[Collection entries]
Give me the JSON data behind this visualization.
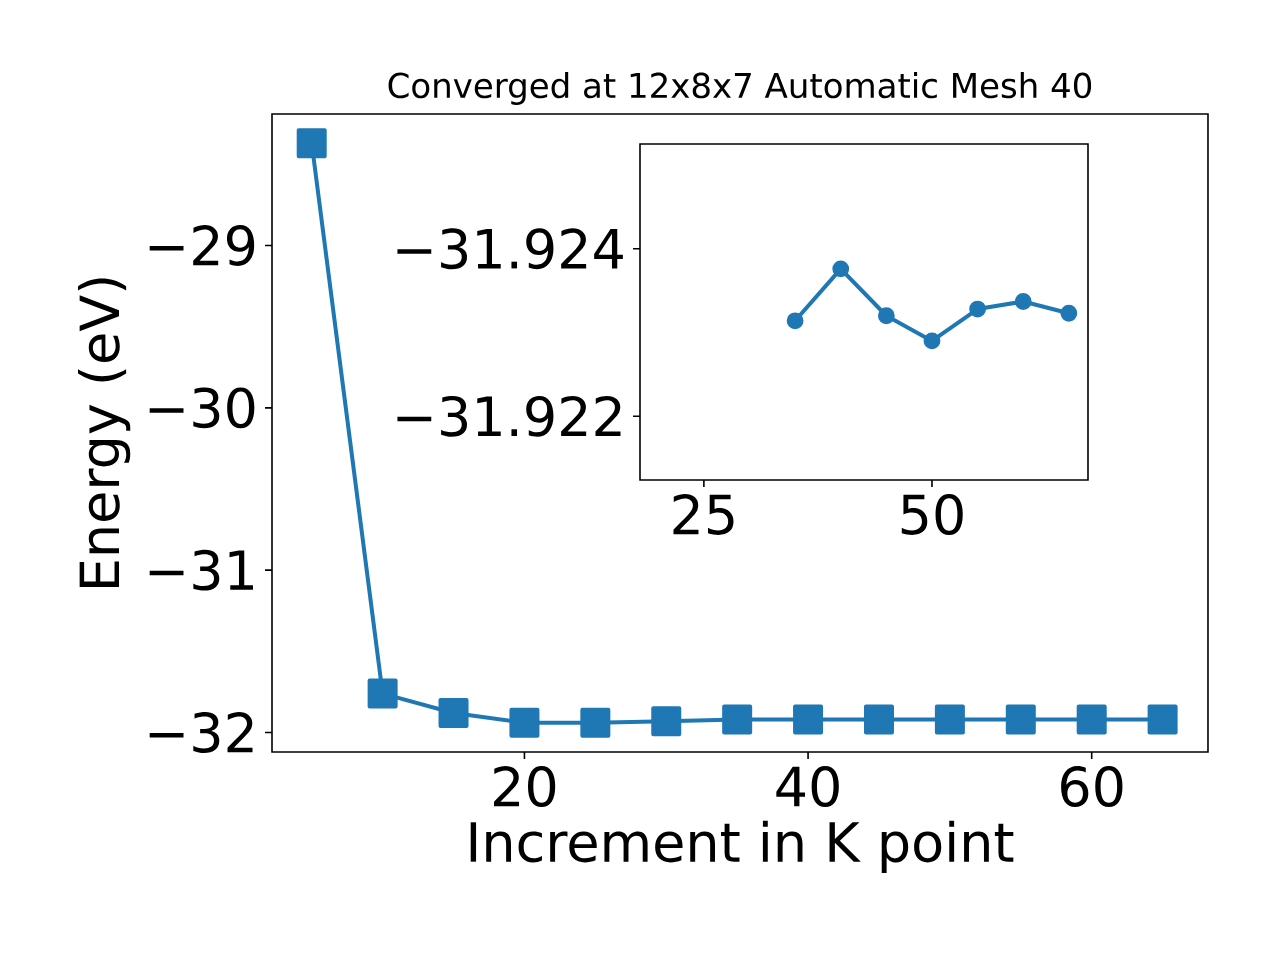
{
  "chart_data": [
    {
      "type": "line",
      "title": "Converged at 12x8x7 Automatic Mesh 40",
      "xlabel": "Increment in K point",
      "ylabel": "Energy (eV)",
      "x": [
        5,
        10,
        15,
        20,
        25,
        30,
        35,
        40,
        45,
        50,
        55,
        60,
        65
      ],
      "series": [
        {
          "color": "#1f77b4",
          "values": [
            -28.37,
            -31.76,
            -31.88,
            -31.94,
            -31.94,
            -31.93,
            -31.92,
            -31.92,
            -31.92,
            -31.92,
            -31.92,
            -31.92,
            -31.92
          ]
        }
      ],
      "xlim": [
        2.2,
        68.2
      ],
      "ylim": [
        -32.12,
        -28.19
      ],
      "xticks": [
        20,
        40,
        60
      ],
      "yticks": [
        {
          "value": -32,
          "label": "−32"
        },
        {
          "value": -31,
          "label": "−31"
        },
        {
          "value": -30,
          "label": "−30"
        },
        {
          "value": -29,
          "label": "−29"
        }
      ],
      "marker": "square",
      "line_style": "solid",
      "grid": false
    },
    {
      "type": "line",
      "x": [
        35,
        40,
        45,
        50,
        55,
        60,
        65
      ],
      "series": [
        {
          "color": "#1f77b4",
          "values": [
            -31.92314,
            -31.92376,
            -31.9232,
            -31.9229,
            -31.92328,
            -31.92337,
            -31.92323
          ]
        }
      ],
      "xlim": [
        18,
        67.1
      ],
      "ylim": [
        -31.92124,
        -31.92525
      ],
      "xticks": [
        25,
        50
      ],
      "yticks": [
        {
          "value": -31.924,
          "label": "−31.924"
        },
        {
          "value": -31.922,
          "label": "−31.922"
        }
      ],
      "marker": "circle",
      "line_style": "solid",
      "grid": false
    }
  ]
}
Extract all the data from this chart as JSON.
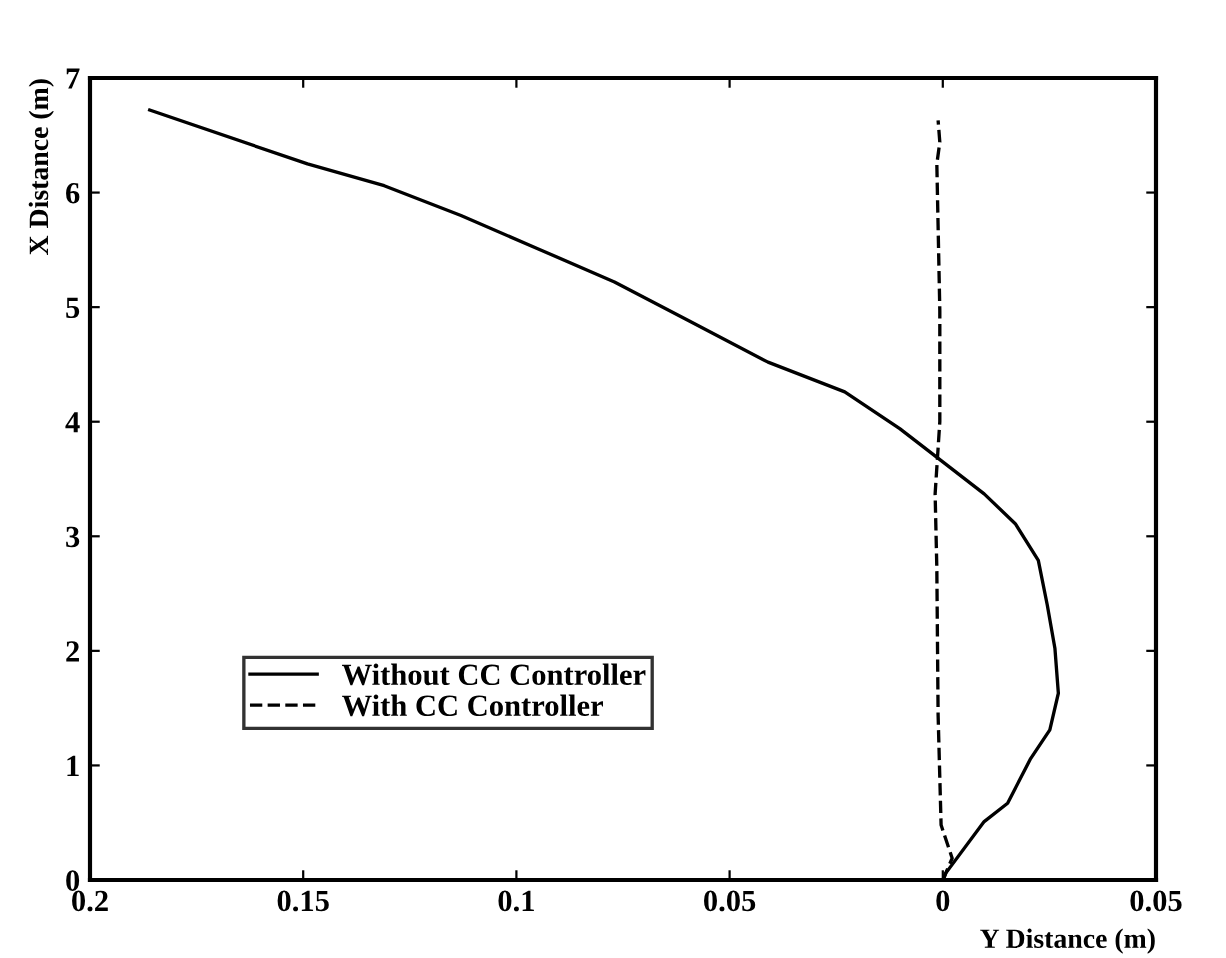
{
  "chart_data": {
    "type": "line",
    "xlabel": "Y Distance (m)",
    "ylabel": "X Distance (m)",
    "xlim": [
      0.2,
      -0.05
    ],
    "xticks": [
      0.2,
      0.15,
      0.1,
      0.05,
      0,
      {
        "value": -0.05,
        "label": "0.05"
      }
    ],
    "ylim": [
      0,
      7
    ],
    "yticks": [
      0,
      1,
      2,
      3,
      4,
      5,
      6,
      7
    ],
    "grid": false,
    "legend": "bottom left",
    "marker": "none",
    "series": [
      {
        "name": "Without CC Controller",
        "color": "#000000",
        "line_style": "solid",
        "x": [
          0.186,
          0.149,
          0.131,
          0.113,
          0.095,
          0.077,
          0.059,
          0.041,
          0.023,
          0.0101,
          0,
          -0.0097,
          -0.017,
          -0.0224,
          -0.0245,
          -0.0263,
          -0.0271,
          -0.0251,
          -0.0206,
          -0.0152,
          -0.0097,
          -0.0007,
          -0.0004
        ],
        "values": [
          6.72,
          6.25,
          6.06,
          5.8,
          5.51,
          5.22,
          4.87,
          4.52,
          4.26,
          3.94,
          3.65,
          3.37,
          3.11,
          2.79,
          2.4,
          2.02,
          1.63,
          1.31,
          1.06,
          0.67,
          0.51,
          0.06,
          0.03
        ]
      },
      {
        "name": "With CC Controller",
        "color": "#000000",
        "line_style": "dashed",
        "x": [
          0,
          -0.0022,
          0.0004,
          0.0011,
          0.0014,
          0.0018,
          0.0007,
          0.0007,
          0.0014,
          0.0007,
          0.0011
        ],
        "values": [
          0.0,
          0.19,
          0.48,
          1.44,
          2.72,
          3.37,
          4.0,
          4.97,
          6.25,
          6.44,
          6.63
        ]
      }
    ]
  }
}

• [TASK DETAILS]: Consider the entries above and return each line with the string "this".

• [RESPONSE BELOW]:
Give me the JSON data behind this visualization.
Extract all the data from this chart as JSON.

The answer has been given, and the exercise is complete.